**DIRECTIONS FOR THIS TASK:** Take all the material and copy it exactly.

**INFORMATION SUPPLIED:**
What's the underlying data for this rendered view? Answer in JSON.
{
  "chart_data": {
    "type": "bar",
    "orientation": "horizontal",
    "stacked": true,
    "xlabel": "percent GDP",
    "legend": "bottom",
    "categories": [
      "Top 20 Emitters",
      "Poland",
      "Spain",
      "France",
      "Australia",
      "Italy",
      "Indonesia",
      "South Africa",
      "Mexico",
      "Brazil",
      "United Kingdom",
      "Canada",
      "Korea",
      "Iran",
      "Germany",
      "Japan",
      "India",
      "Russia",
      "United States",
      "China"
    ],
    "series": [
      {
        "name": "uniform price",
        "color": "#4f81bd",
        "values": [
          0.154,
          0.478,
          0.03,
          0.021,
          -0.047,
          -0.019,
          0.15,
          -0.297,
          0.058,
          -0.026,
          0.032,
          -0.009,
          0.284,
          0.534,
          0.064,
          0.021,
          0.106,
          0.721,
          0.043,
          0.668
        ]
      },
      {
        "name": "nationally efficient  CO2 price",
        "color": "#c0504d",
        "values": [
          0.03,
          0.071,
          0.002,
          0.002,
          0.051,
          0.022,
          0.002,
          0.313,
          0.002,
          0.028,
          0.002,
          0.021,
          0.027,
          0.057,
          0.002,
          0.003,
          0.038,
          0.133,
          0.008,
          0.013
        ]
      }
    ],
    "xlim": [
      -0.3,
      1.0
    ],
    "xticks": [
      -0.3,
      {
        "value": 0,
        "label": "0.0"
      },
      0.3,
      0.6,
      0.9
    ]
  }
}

**SOLUTION FOR THIS TASK:**
What's the underlying data for this rendered view? Answer in JSON.
{
  "chart_data": {
    "type": "bar",
    "orientation": "horizontal",
    "stacked": true,
    "xlabel": "percent GDP",
    "legend": "bottom",
    "categories": [
      "Top 20 Emitters",
      "Poland",
      "Spain",
      "France",
      "Australia",
      "Italy",
      "Indonesia",
      "South Africa",
      "Mexico",
      "Brazil",
      "United Kingdom",
      "Canada",
      "Korea",
      "Iran",
      "Germany",
      "Japan",
      "India",
      "Russia",
      "United States",
      "China"
    ],
    "series": [
      {
        "name": "uniform price",
        "color": "#4f81bd",
        "values": [
          0.154,
          0.478,
          0.03,
          0.021,
          -0.047,
          -0.019,
          0.15,
          -0.297,
          0.058,
          -0.026,
          0.032,
          -0.009,
          0.284,
          0.534,
          0.064,
          0.021,
          0.106,
          0.721,
          0.043,
          0.668
        ]
      },
      {
        "name": "nationally efficient  CO2 price",
        "color": "#c0504d",
        "values": [
          0.03,
          0.071,
          0.002,
          0.002,
          0.051,
          0.022,
          0.002,
          0.313,
          0.002,
          0.028,
          0.002,
          0.021,
          0.027,
          0.057,
          0.002,
          0.003,
          0.038,
          0.133,
          0.008,
          0.013
        ]
      }
    ],
    "xlim": [
      -0.3,
      1.0
    ],
    "xticks": [
      -0.3,
      {
        "value": 0,
        "label": "0.0"
      },
      0.3,
      0.6,
      0.9
    ]
  }
}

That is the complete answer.